# [Problem requirements]
Write out every record below exactly as it appears.

# [Given entries]
* start *

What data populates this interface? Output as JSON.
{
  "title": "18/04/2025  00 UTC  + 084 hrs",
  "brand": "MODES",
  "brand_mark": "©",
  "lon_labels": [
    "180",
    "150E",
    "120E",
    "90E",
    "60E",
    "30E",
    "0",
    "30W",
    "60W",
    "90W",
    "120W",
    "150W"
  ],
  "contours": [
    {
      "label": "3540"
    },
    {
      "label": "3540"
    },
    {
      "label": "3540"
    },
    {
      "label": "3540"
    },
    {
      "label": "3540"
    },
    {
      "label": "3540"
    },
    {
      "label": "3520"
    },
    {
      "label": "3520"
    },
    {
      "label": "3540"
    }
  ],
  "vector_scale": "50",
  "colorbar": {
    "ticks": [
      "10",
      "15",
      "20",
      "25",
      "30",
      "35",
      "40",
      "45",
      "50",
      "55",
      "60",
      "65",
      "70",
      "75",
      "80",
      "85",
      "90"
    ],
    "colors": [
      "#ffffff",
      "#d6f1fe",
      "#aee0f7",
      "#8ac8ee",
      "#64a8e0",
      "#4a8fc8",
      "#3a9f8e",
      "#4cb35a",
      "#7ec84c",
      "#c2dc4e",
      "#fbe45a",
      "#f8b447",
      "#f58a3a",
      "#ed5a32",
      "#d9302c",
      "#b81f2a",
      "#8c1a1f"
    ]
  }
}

* end *

# [Exercise output]
What data populates this interface? Output as JSON.
{
  "title": "18/04/2025  00 UTC  + 084 hrs",
  "brand": "MODES",
  "brand_mark": "©",
  "lon_labels": [
    "180",
    "150E",
    "120E",
    "90E",
    "60E",
    "30E",
    "0",
    "30W",
    "60W",
    "90W",
    "120W",
    "150W"
  ],
  "contours": [
    {
      "label": "3540"
    },
    {
      "label": "3540"
    },
    {
      "label": "3540"
    },
    {
      "label": "3540"
    },
    {
      "label": "3540"
    },
    {
      "label": "3540"
    },
    {
      "label": "3520"
    },
    {
      "label": "3520"
    },
    {
      "label": "3540"
    }
  ],
  "vector_scale": "50",
  "colorbar": {
    "ticks": [
      "10",
      "15",
      "20",
      "25",
      "30",
      "35",
      "40",
      "45",
      "50",
      "55",
      "60",
      "65",
      "70",
      "75",
      "80",
      "85",
      "90"
    ],
    "colors": [
      "#ffffff",
      "#d6f1fe",
      "#aee0f7",
      "#8ac8ee",
      "#64a8e0",
      "#4a8fc8",
      "#3a9f8e",
      "#4cb35a",
      "#7ec84c",
      "#c2dc4e",
      "#fbe45a",
      "#f8b447",
      "#f58a3a",
      "#ed5a32",
      "#d9302c",
      "#b81f2a",
      "#8c1a1f"
    ]
  }
}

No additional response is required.